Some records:
◆ ◆ ◆ ◆
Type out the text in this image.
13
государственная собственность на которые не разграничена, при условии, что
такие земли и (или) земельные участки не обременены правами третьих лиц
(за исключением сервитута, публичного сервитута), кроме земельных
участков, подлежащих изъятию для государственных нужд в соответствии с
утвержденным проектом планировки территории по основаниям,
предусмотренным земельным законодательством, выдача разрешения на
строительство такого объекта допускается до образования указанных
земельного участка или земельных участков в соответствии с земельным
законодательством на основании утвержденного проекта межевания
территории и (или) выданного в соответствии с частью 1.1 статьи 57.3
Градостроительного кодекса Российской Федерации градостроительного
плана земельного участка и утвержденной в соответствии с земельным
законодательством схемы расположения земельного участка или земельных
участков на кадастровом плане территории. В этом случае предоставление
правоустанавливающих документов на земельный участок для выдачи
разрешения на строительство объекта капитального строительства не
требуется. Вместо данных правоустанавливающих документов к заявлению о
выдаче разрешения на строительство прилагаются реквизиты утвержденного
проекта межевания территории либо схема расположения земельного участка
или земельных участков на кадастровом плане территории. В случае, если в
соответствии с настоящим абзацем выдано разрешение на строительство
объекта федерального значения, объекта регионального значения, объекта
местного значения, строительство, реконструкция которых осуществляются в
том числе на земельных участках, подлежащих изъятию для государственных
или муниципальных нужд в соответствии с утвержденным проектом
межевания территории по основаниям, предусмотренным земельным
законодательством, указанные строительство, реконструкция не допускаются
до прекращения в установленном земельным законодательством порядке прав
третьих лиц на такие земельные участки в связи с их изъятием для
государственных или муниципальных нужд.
◆ ◆ ◆ ◆
REQUIREMENT: Reproduce the full set of records precisely.

COMPLETE ANSWER:
Type out the text in this image.
13
государственная собственность на которые не разграничена, при условии, что
такие земли и (или) земельные участки не обременены правами третьих лиц
(за исключением сервитута, публичного сервитута), кроме земельных
участков, подлежащих изъятию для государственных нужд в соответствии с
утвержденным проектом планировки территории по основаниям,
предусмотренным земельным законодательством, выдача разрешения на
строительство такого объекта допускается до образования указанных
земельного участка или земельных участков в соответствии с земельным
законодательством на основании утвержденного проекта межевания
территории и (или) выданного в соответствии с частью 1.1 статьи 57.3
Градостроительного кодекса Российской Федерации градостроительного
плана земельного участка и утвержденной в соответствии с земельным
законодательством схемы расположения земельного участка или земельных
участков на кадастровом плане территории. В этом случае предоставление
правоустанавливающих документов на земельный участок для выдачи
разрешения на строительство объекта капитального строительства не
требуется. Вместо данных правоустанавливающих документов к заявлению о
выдаче разрешения на строительство прилагаются реквизиты утвержденного
проекта межевания территории либо схема расположения земельного участка
или земельных участков на кадастровом плане территории. В случае, если в
соответствии с настоящим абзацем выдано разрешение на строительство
объекта федерального значения, объекта регионального значения, объекта
местного значения, строительство, реконструкция которых осуществляются в
том числе на земельных участках, подлежащих изъятию для государственных
или муниципальных нужд в соответствии с утвержденным проектом
межевания территории по основаниям, предусмотренным земельным
законодательством, указанные строительство, реконструкция не допускаются
до прекращения в установленном земельным законодательством порядке прав
третьих лиц на такие земельные участки в связи с их изъятием для
государственных или муниципальных нужд.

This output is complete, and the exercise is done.